Prompt
Select from the data all lines with the word "JSON".

(Dataset rows about figures)
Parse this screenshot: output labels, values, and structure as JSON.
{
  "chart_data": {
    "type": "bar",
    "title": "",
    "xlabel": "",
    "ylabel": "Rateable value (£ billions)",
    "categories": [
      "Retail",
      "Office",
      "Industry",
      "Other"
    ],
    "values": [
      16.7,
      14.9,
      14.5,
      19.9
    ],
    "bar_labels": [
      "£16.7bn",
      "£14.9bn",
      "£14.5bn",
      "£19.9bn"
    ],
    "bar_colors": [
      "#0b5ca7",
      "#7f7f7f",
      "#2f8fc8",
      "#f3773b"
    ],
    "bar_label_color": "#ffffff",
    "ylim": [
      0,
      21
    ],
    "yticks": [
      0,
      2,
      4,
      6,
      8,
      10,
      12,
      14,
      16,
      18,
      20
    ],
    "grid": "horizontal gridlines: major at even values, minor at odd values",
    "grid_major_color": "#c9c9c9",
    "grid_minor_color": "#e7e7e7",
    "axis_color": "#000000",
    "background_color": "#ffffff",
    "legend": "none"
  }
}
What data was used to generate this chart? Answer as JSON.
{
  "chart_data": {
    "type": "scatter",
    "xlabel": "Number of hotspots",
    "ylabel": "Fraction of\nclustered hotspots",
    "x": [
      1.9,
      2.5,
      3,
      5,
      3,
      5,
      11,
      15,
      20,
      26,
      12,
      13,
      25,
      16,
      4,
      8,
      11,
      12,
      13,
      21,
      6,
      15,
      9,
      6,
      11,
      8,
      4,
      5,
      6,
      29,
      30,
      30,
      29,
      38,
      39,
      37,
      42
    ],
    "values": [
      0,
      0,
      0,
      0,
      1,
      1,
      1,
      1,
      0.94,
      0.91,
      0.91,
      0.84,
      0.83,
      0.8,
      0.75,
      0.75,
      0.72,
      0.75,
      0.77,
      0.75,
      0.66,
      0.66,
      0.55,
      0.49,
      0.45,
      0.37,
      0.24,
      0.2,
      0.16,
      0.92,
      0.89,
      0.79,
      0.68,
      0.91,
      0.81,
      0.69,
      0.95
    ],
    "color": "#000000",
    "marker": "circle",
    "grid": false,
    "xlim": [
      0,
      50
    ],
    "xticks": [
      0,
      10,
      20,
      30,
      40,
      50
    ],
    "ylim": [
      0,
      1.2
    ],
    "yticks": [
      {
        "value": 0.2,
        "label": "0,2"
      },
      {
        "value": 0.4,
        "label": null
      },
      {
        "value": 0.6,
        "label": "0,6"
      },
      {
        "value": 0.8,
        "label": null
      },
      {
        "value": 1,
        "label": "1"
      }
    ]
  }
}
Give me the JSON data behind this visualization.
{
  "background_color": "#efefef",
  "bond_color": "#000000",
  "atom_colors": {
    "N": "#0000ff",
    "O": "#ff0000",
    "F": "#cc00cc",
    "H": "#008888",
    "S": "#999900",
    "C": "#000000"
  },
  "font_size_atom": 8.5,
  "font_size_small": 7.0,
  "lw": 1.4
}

Result for this exercise
Parse this screenshot: output labels, values, and structure as JSON.
What data was used to generate this chart? Answer as JSON.
Give me the JSON data behind this visualization.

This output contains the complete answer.